Problem description> Make an exact copy of the listing below.

[START]

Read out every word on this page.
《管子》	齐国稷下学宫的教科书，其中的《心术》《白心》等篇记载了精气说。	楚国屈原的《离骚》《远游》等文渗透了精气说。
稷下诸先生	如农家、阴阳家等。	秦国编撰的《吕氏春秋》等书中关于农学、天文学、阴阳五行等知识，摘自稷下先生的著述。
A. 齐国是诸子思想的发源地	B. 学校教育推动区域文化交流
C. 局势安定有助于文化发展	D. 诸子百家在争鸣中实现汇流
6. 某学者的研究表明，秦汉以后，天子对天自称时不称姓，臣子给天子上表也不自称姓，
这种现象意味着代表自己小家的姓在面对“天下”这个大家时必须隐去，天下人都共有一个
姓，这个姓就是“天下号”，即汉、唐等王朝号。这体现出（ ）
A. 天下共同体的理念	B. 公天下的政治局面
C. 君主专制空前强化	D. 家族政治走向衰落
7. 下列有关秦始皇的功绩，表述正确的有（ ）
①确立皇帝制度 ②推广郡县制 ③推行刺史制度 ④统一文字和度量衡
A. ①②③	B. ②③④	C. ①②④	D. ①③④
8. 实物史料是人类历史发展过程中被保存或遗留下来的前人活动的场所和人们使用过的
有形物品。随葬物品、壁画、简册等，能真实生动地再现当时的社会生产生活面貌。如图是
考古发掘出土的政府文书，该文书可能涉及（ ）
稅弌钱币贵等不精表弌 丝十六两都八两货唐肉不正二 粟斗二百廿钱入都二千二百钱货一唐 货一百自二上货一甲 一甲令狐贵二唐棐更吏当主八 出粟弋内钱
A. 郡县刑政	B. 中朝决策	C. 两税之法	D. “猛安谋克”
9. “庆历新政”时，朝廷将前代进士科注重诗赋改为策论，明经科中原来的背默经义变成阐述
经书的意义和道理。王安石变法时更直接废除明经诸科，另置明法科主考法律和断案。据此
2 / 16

[END]

Problem solution>
Read out every word on this page.
《管子》	齐国稷下学宫的教科书，其中的《心术》《白心》等篇记载了精气说。	楚国屈原的《离骚》《远游》等文渗透了精气说。
稷下诸先生	如农家、阴阳家等。	秦国编撰的《吕氏春秋》等书中关于农学、天文学、阴阳五行等知识，摘自稷下先生的著述。
A. 齐国是诸子思想的发源地	B. 学校教育推动区域文化交流
C. 局势安定有助于文化发展	D. 诸子百家在争鸣中实现汇流
6. 某学者的研究表明，秦汉以后，天子对天自称时不称姓，臣子给天子上表也不自称姓，
这种现象意味着代表自己小家的姓在面对“天下”这个大家时必须隐去，天下人都共有一个
姓，这个姓就是“天下号”，即汉、唐等王朝号。这体现出（ ）
A. 天下共同体的理念	B. 公天下的政治局面
C. 君主专制空前强化	D. 家族政治走向衰落
7. 下列有关秦始皇的功绩，表述正确的有（ ）
①确立皇帝制度 ②推广郡县制 ③推行刺史制度 ④统一文字和度量衡
A. ①②③	B. ②③④	C. ①②④	D. ①③④
8. 实物史料是人类历史发展过程中被保存或遗留下来的前人活动的场所和人们使用过的
有形物品。随葬物品、壁画、简册等，能真实生动地再现当时的社会生产生活面貌。如图是
考古发掘出土的政府文书，该文书可能涉及（ ）
稅弌钱币贵等不精表弌 丝十六两都八两货唐肉不正二 粟斗二百廿钱入都二千二百钱货一唐 货一百自二上货一甲 一甲令狐贵二唐棐更吏当主八 出粟弋内钱
A. 郡县刑政	B. 中朝决策	C. 两税之法	D. “猛安谋克”
9. “庆历新政”时，朝廷将前代进士科注重诗赋改为策论，明经科中原来的背默经义变成阐述
经书的意义和道理。王安石变法时更直接废除明经诸科，另置明法科主考法律和断案。据此
2 / 16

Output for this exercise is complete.